● **Task objective**
Leave out the pictures and restate the rest of the data exactly.

════════════════

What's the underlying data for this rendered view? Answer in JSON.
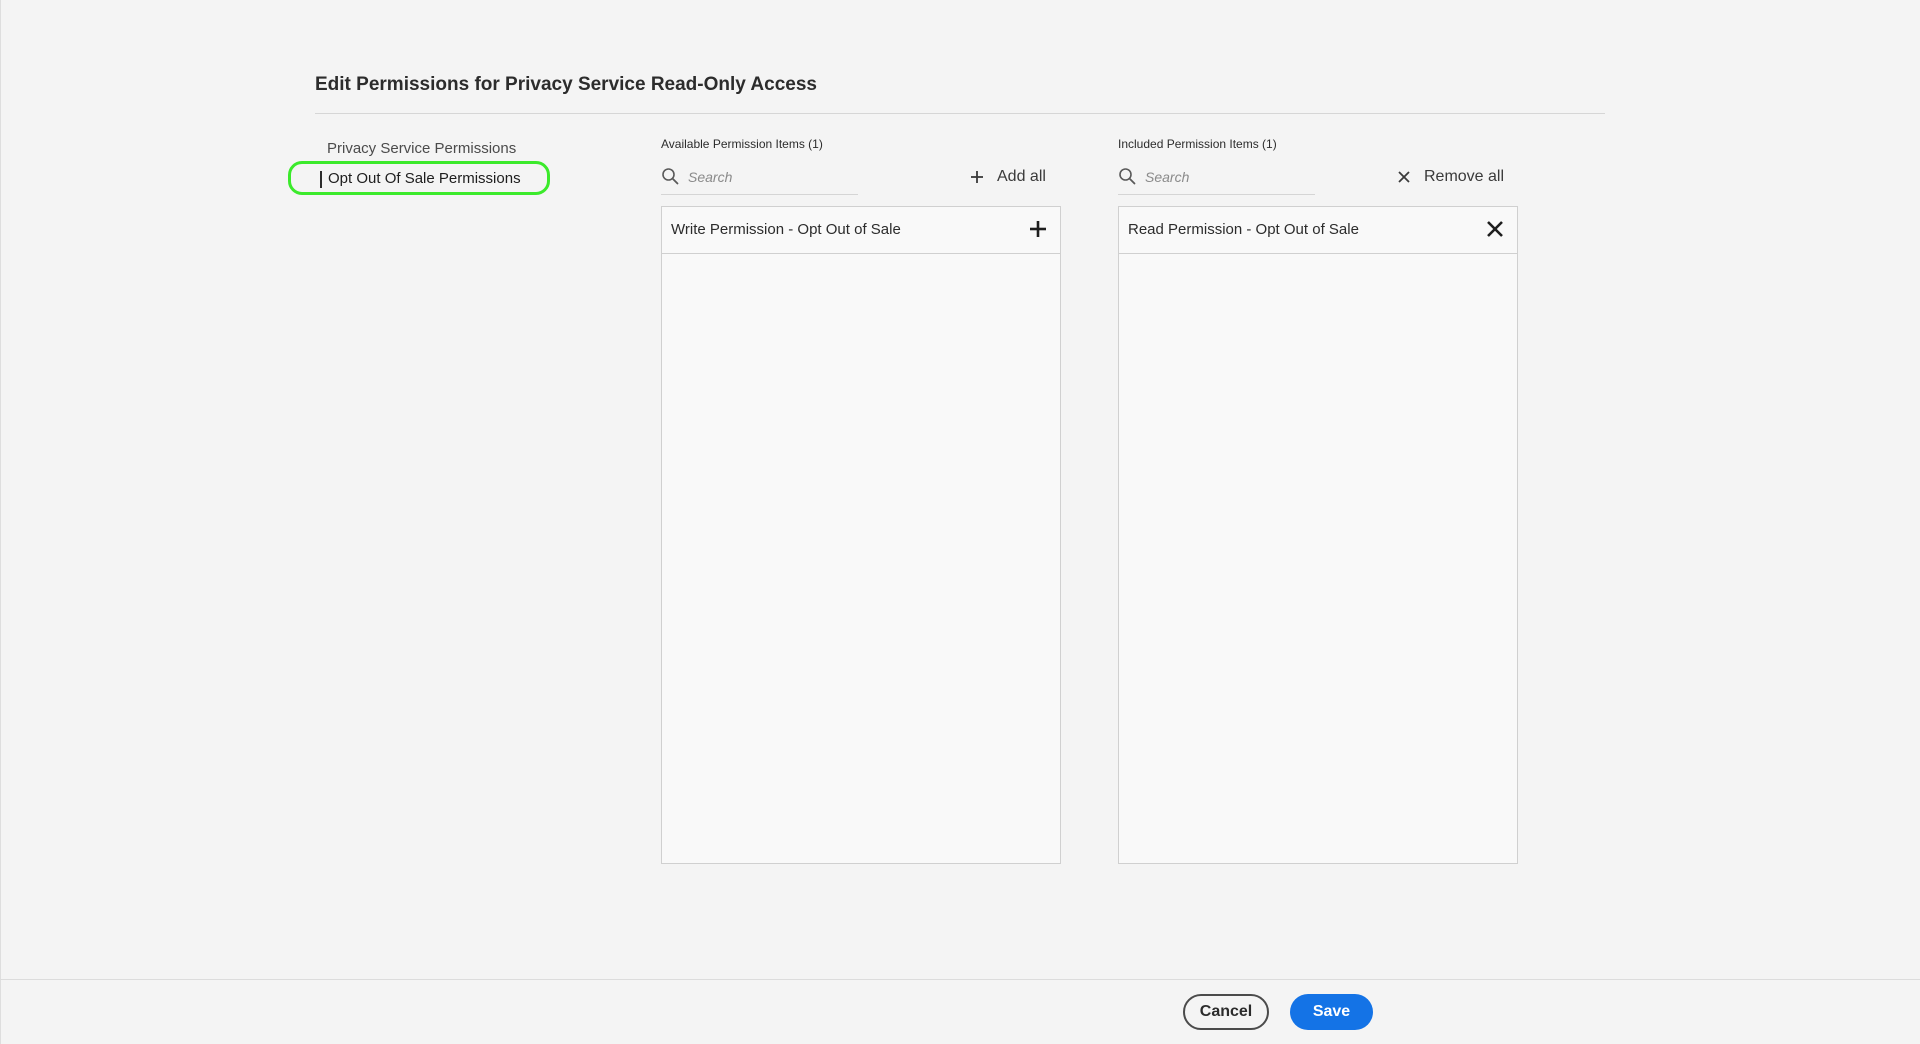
{
  "dialog": {
    "title": "Edit Permissions for Privacy Service Read-Only Access"
  },
  "categories": {
    "heading": "Privacy Service Permissions",
    "items": [
      {
        "label": "Opt Out Of Sale Permissions",
        "selected": true
      }
    ],
    "highlight_color": "#3bea2b"
  },
  "available": {
    "label": "Available Permission Items (1)",
    "search_placeholder": "Search",
    "search_value": "",
    "bulk_action_label": "Add all",
    "items": [
      {
        "label": "Write Permission - Opt Out of Sale",
        "action_icon": "plus-icon"
      }
    ]
  },
  "included": {
    "label": "Included Permission Items (1)",
    "search_placeholder": "Search",
    "search_value": "",
    "bulk_action_label": "Remove all",
    "items": [
      {
        "label": "Read Permission - Opt Out of Sale",
        "action_icon": "close-icon"
      }
    ]
  },
  "footer": {
    "cancel_label": "Cancel",
    "save_label": "Save",
    "primary_color": "#1473e6"
  }
}
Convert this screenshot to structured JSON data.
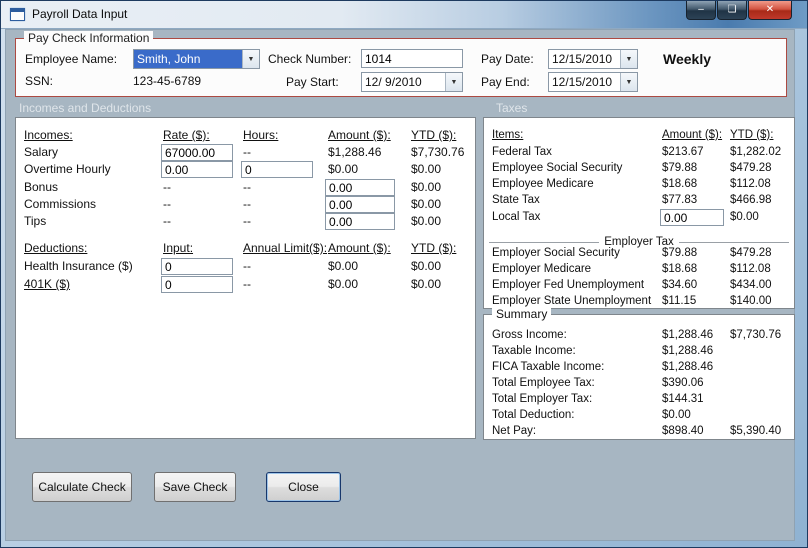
{
  "window": {
    "title": "Payroll Data Input"
  },
  "icons": {
    "dropdown": "▼",
    "minimize": "–",
    "maximize": "❏",
    "close": "✕"
  },
  "paycheck": {
    "group_label": "Pay Check Information",
    "employee_label": "Employee Name:",
    "employee_value": "Smith, John",
    "ssn_label": "SSN:",
    "ssn_value": "123-45-6789",
    "check_number_label": "Check Number:",
    "check_number_value": "1014",
    "pay_start_label": "Pay Start:",
    "pay_start_value": "12/ 9/2010",
    "pay_date_label": "Pay Date:",
    "pay_date_value": "12/15/2010",
    "pay_end_label": "Pay End:",
    "pay_end_value": "12/15/2010",
    "frequency": "Weekly"
  },
  "section_headers": {
    "left": "Incomes and Deductions",
    "right": "Taxes"
  },
  "incomes": {
    "headers": {
      "name": "Incomes:",
      "rate": "Rate ($):",
      "hours": "Hours:",
      "amount": "Amount ($):",
      "ytd": "YTD ($):"
    },
    "rows": [
      {
        "name": "Salary",
        "rate": "67000.00",
        "hours": "--",
        "amount": "$1,288.46",
        "ytd": "$7,730.76"
      },
      {
        "name": "Overtime Hourly",
        "rate": "0.00",
        "hours": "0",
        "amount": "$0.00",
        "ytd": "$0.00"
      },
      {
        "name": "Bonus",
        "rate": "--",
        "hours": "--",
        "amount": "0.00",
        "ytd": "$0.00"
      },
      {
        "name": "Commissions",
        "rate": "--",
        "hours": "--",
        "amount": "0.00",
        "ytd": "$0.00"
      },
      {
        "name": "Tips",
        "rate": "--",
        "hours": "--",
        "amount": "0.00",
        "ytd": "$0.00"
      }
    ]
  },
  "deductions": {
    "headers": {
      "name": "Deductions:",
      "input": "Input:",
      "limit": "Annual Limit($):",
      "amount": "Amount ($):",
      "ytd": "YTD ($):"
    },
    "rows": [
      {
        "name": "Health Insurance  ($)",
        "input": "0",
        "limit": "--",
        "amount": "$0.00",
        "ytd": "$0.00"
      },
      {
        "name": "401K  ($)",
        "input": "0",
        "limit": "--",
        "amount": "$0.00",
        "ytd": "$0.00"
      }
    ]
  },
  "taxes": {
    "headers": {
      "item": "Items:",
      "amount": "Amount ($):",
      "ytd": "YTD ($):"
    },
    "employee_rows": [
      {
        "item": "Federal Tax",
        "amount": "$213.67",
        "ytd": "$1,282.02"
      },
      {
        "item": "Employee Social Security",
        "amount": "$79.88",
        "ytd": "$479.28"
      },
      {
        "item": "Employee Medicare",
        "amount": "$18.68",
        "ytd": "$112.08"
      },
      {
        "item": "State Tax",
        "amount": "$77.83",
        "ytd": "$466.98"
      },
      {
        "item": "Local Tax",
        "amount": "0.00",
        "ytd": "$0.00"
      }
    ],
    "employer_label": "Employer Tax",
    "employer_rows": [
      {
        "item": "Employer Social Security",
        "amount": "$79.88",
        "ytd": "$479.28"
      },
      {
        "item": "Employer Medicare",
        "amount": "$18.68",
        "ytd": "$112.08"
      },
      {
        "item": "Employer Fed Unemployment",
        "amount": "$34.60",
        "ytd": "$434.00"
      },
      {
        "item": "Employer State Unemployment",
        "amount": "$11.15",
        "ytd": "$140.00"
      }
    ]
  },
  "summary": {
    "group_label": "Summary",
    "rows": [
      {
        "label": "Gross Income:",
        "amount": "$1,288.46",
        "ytd": "$7,730.76"
      },
      {
        "label": "Taxable Income:",
        "amount": "$1,288.46",
        "ytd": ""
      },
      {
        "label": "FICA Taxable Income:",
        "amount": "$1,288.46",
        "ytd": ""
      },
      {
        "label": "Total Employee Tax:",
        "amount": "$390.06",
        "ytd": ""
      },
      {
        "label": "Total Employer Tax:",
        "amount": "$144.31",
        "ytd": ""
      },
      {
        "label": "Total Deduction:",
        "amount": "$0.00",
        "ytd": ""
      },
      {
        "label": "Net Pay:",
        "amount": "$898.40",
        "ytd": "$5,390.40"
      }
    ]
  },
  "buttons": {
    "calculate": "Calculate Check",
    "save": "Save Check",
    "close": "Close"
  }
}
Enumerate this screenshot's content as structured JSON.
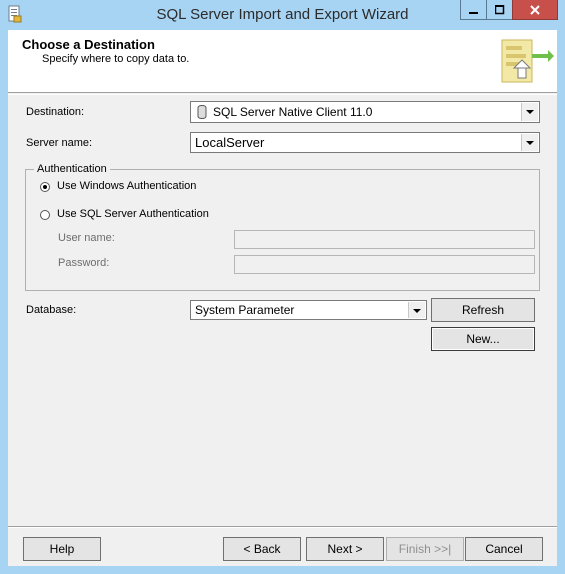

════════════════

● **Answer to the problem**
What's the underlying data for this rendered view? Answer in JSON.
{
  "dialog": {
    "title": "Edit Permissions for Privacy Service Read-Only Access"
  },
  "categories": {
    "heading": "Privacy Service Permissions",
    "items": [
      {
        "label": "Opt Out Of Sale Permissions",
        "selected": true
      }
    ],
    "highlight_color": "#3bea2b"
  },
  "available": {
    "label": "Available Permission Items (1)",
    "search_placeholder": "Search",
    "search_value": "",
    "bulk_action_label": "Add all",
    "items": [
      {
        "label": "Write Permission - Opt Out of Sale",
        "action_icon": "plus-icon"
      }
    ]
  },
  "included": {
    "label": "Included Permission Items (1)",
    "search_placeholder": "Search",
    "search_value": "",
    "bulk_action_label": "Remove all",
    "items": [
      {
        "label": "Read Permission - Opt Out of Sale",
        "action_icon": "close-icon"
      }
    ]
  },
  "footer": {
    "cancel_label": "Cancel",
    "save_label": "Save",
    "primary_color": "#1473e6"
  }
}
Convert this screenshot to structured JSON data.
{
  "window": {
    "title": "Payroll Data Input"
  },
  "icons": {
    "dropdown": "▼",
    "minimize": "–",
    "maximize": "❏",
    "close": "✕"
  },
  "paycheck": {
    "group_label": "Pay Check Information",
    "employee_label": "Employee Name:",
    "employee_value": "Smith, John",
    "ssn_label": "SSN:",
    "ssn_value": "123-45-6789",
    "check_number_label": "Check Number:",
    "check_number_value": "1014",
    "pay_start_label": "Pay Start:",
    "pay_start_value": "12/ 9/2010",
    "pay_date_label": "Pay Date:",
    "pay_date_value": "12/15/2010",
    "pay_end_label": "Pay End:",
    "pay_end_value": "12/15/2010",
    "frequency": "Weekly"
  },
  "section_headers": {
    "left": "Incomes and Deductions",
    "right": "Taxes"
  },
  "incomes": {
    "headers": {
      "name": "Incomes:",
      "rate": "Rate ($):",
      "hours": "Hours:",
      "amount": "Amount ($):",
      "ytd": "YTD ($):"
    },
    "rows": [
      {
        "name": "Salary",
        "rate": "67000.00",
        "hours": "--",
        "amount": "$1,288.46",
        "ytd": "$7,730.76"
      },
      {
        "name": "Overtime Hourly",
        "rate": "0.00",
        "hours": "0",
        "amount": "$0.00",
        "ytd": "$0.00"
      },
      {
        "name": "Bonus",
        "rate": "--",
        "hours": "--",
        "amount": "0.00",
        "ytd": "$0.00"
      },
      {
        "name": "Commissions",
        "rate": "--",
        "hours": "--",
        "amount": "0.00",
        "ytd": "$0.00"
      },
      {
        "name": "Tips",
        "rate": "--",
        "hours": "--",
        "amount": "0.00",
        "ytd": "$0.00"
      }
    ]
  },
  "deductions": {
    "headers": {
      "name": "Deductions:",
      "input": "Input:",
      "limit": "Annual Limit($):",
      "amount": "Amount ($):",
      "ytd": "YTD ($):"
    },
    "rows": [
      {
        "name": "Health Insurance  ($)",
        "input": "0",
        "limit": "--",
        "amount": "$0.00",
        "ytd": "$0.00"
      },
      {
        "name": "401K  ($)",
        "input": "0",
        "limit": "--",
        "amount": "$0.00",
        "ytd": "$0.00"
      }
    ]
  },
  "taxes": {
    "headers": {
      "item": "Items:",
      "amount": "Amount ($):",
      "ytd": "YTD ($):"
    },
    "employee_rows": [
      {
        "item": "Federal Tax",
        "amount": "$213.67",
        "ytd": "$1,282.02"
      },
      {
        "item": "Employee Social Security",
        "amount": "$79.88",
        "ytd": "$479.28"
      },
      {
        "item": "Employee Medicare",
        "amount": "$18.68",
        "ytd": "$112.08"
      },
      {
        "item": "State Tax",
        "amount": "$77.83",
        "ytd": "$466.98"
      },
      {
        "item": "Local Tax",
        "amount": "0.00",
        "ytd": "$0.00"
      }
    ],
    "employer_label": "Employer Tax",
    "employer_rows": [
      {
        "item": "Employer Social Security",
        "amount": "$79.88",
        "ytd": "$479.28"
      },
      {
        "item": "Employer Medicare",
        "amount": "$18.68",
        "ytd": "$112.08"
      },
      {
        "item": "Employer Fed Unemployment",
        "amount": "$34.60",
        "ytd": "$434.00"
      },
      {
        "item": "Employer State Unemployment",
        "amount": "$11.15",
        "ytd": "$140.00"
      }
    ]
  },
  "summary": {
    "group_label": "Summary",
    "rows": [
      {
        "label": "Gross Income:",
        "amount": "$1,288.46",
        "ytd": "$7,730.76"
      },
      {
        "label": "Taxable Income:",
        "amount": "$1,288.46",
        "ytd": ""
      },
      {
        "label": "FICA Taxable Income:",
        "amount": "$1,288.46",
        "ytd": ""
      },
      {
        "label": "Total Employee Tax:",
        "amount": "$390.06",
        "ytd": ""
      },
      {
        "label": "Total Employer Tax:",
        "amount": "$144.31",
        "ytd": ""
      },
      {
        "label": "Total Deduction:",
        "amount": "$0.00",
        "ytd": ""
      },
      {
        "label": "Net Pay:",
        "amount": "$898.40",
        "ytd": "$5,390.40"
      }
    ]
  },
  "buttons": {
    "calculate": "Calculate Check",
    "save": "Save Check",
    "close": "Close"
  }
}
Enumerate this screenshot's content as structured JSON.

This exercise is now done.